start

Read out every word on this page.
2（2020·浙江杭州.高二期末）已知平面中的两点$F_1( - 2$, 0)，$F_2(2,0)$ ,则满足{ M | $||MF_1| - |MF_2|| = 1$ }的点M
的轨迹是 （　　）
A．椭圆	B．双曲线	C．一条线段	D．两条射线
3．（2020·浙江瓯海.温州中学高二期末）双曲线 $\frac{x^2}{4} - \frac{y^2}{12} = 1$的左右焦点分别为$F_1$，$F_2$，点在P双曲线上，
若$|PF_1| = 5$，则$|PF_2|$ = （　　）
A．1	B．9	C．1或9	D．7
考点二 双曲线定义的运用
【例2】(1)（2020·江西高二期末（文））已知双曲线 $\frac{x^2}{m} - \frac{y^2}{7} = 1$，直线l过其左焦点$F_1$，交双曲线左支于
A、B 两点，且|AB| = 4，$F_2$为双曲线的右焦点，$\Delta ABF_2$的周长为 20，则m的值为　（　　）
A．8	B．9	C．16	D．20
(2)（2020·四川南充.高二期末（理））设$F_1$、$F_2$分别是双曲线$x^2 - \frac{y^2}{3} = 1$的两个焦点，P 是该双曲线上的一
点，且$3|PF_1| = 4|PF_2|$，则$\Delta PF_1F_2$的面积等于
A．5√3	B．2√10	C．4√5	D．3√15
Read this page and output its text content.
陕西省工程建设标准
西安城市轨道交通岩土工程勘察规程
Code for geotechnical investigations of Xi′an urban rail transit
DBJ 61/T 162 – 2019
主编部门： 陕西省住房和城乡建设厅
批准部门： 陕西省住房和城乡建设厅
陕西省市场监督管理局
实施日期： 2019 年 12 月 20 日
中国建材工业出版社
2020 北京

end

WHAT IS NEEDED - Using the entries above, return each line in which the word "Read" occurs.

WRITTEN RESPONSE -
Read out every word on this page.
Read this page and output its text content.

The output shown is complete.